#### Problem:
Take the entries below and print all of them exactly, please.

Dataset excerpts

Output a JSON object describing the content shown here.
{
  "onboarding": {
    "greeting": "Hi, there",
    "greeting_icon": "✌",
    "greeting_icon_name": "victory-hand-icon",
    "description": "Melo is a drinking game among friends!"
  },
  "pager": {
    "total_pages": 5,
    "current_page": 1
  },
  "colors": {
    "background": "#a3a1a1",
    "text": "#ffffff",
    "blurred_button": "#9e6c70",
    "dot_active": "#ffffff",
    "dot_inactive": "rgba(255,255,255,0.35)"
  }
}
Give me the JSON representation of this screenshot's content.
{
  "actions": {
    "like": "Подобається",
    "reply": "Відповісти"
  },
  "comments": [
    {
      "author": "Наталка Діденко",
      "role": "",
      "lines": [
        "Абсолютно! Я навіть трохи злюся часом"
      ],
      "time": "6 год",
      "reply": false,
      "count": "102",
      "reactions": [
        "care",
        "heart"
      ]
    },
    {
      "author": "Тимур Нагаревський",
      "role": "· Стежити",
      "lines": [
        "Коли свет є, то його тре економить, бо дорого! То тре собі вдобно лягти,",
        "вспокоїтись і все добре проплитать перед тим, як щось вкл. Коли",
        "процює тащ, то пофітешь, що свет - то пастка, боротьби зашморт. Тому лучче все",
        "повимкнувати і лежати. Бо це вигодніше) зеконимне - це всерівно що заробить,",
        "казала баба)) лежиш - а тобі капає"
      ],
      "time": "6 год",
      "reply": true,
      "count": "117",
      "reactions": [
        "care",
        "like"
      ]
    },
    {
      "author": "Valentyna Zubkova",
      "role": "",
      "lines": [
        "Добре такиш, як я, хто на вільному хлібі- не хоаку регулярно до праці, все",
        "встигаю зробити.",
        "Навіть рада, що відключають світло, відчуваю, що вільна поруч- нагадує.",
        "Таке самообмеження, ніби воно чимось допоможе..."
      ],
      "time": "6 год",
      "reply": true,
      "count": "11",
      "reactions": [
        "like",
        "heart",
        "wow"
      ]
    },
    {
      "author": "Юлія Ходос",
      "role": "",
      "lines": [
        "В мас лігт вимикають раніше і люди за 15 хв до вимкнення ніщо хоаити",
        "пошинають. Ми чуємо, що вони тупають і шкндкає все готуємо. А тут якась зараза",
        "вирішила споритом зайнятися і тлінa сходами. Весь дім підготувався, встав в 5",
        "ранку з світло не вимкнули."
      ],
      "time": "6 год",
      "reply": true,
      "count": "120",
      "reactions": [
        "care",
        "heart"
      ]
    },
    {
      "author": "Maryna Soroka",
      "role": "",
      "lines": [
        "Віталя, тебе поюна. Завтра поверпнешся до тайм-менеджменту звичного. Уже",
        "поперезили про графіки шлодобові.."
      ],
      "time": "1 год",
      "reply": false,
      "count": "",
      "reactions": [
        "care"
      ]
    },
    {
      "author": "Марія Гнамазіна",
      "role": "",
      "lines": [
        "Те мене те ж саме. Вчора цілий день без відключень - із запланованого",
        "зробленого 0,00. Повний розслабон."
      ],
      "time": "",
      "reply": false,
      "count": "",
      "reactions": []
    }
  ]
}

#### Correct output:
Output a JSON object describing the content shown here.
{
  "onboarding": {
    "greeting": "Hi, there",
    "greeting_icon": "✌",
    "greeting_icon_name": "victory-hand-icon",
    "description": "Melo is a drinking game among friends!"
  },
  "pager": {
    "total_pages": 5,
    "current_page": 1
  },
  "colors": {
    "background": "#a3a1a1",
    "text": "#ffffff",
    "blurred_button": "#9e6c70",
    "dot_active": "#ffffff",
    "dot_inactive": "rgba(255,255,255,0.35)"
  }
}
Give me the JSON representation of this screenshot's content.
{
  "actions": {
    "like": "Подобається",
    "reply": "Відповісти"
  },
  "comments": [
    {
      "author": "Наталка Діденко",
      "role": "",
      "lines": [
        "Абсолютно! Я навіть трохи злюся часом"
      ],
      "time": "6 год",
      "reply": false,
      "count": "102",
      "reactions": [
        "care",
        "heart"
      ]
    },
    {
      "author": "Тимур Нагаревський",
      "role": "· Стежити",
      "lines": [
        "Коли свет є, то його тре економить, бо дорого! То тре собі вдобно лягти,",
        "вспокоїтись і все добре проплитать перед тим, як щось вкл. Коли",
        "процює тащ, то пофітешь, що свет - то пастка, боротьби зашморт. Тому лучче все",
        "повимкнувати і лежати. Бо це вигодніше) зеконимне - це всерівно що заробить,",
        "казала баба)) лежиш - а тобі капає"
      ],
      "time": "6 год",
      "reply": true,
      "count": "117",
      "reactions": [
        "care",
        "like"
      ]
    },
    {
      "author": "Valentyna Zubkova",
      "role": "",
      "lines": [
        "Добре такиш, як я, хто на вільному хлібі- не хоаку регулярно до праці, все",
        "встигаю зробити.",
        "Навіть рада, що відключають світло, відчуваю, що вільна поруч- нагадує.",
        "Таке самообмеження, ніби воно чимось допоможе..."
      ],
      "time": "6 год",
      "reply": true,
      "count": "11",
      "reactions": [
        "like",
        "heart",
        "wow"
      ]
    },
    {
      "author": "Юлія Ходос",
      "role": "",
      "lines": [
        "В мас лігт вимикають раніше і люди за 15 хв до вимкнення ніщо хоаити",
        "пошинають. Ми чуємо, що вони тупають і шкндкає все готуємо. А тут якась зараза",
        "вирішила споритом зайнятися і тлінa сходами. Весь дім підготувався, встав в 5",
        "ранку з світло не вимкнули."
      ],
      "time": "6 год",
      "reply": true,
      "count": "120",
      "reactions": [
        "care",
        "heart"
      ]
    },
    {
      "author": "Maryna Soroka",
      "role": "",
      "lines": [
        "Віталя, тебе поюна. Завтра поверпнешся до тайм-менеджменту звичного. Уже",
        "поперезили про графіки шлодобові.."
      ],
      "time": "1 год",
      "reply": false,
      "count": "",
      "reactions": [
        "care"
      ]
    },
    {
      "author": "Марія Гнамазіна",
      "role": "",
      "lines": [
        "Те мене те ж саме. Вчора цілий день без відключень - із запланованого",
        "зробленого 0,00. Повний розслабон."
      ],
      "time": "",
      "reply": false,
      "count": "",
      "reactions": []
    }
  ]
}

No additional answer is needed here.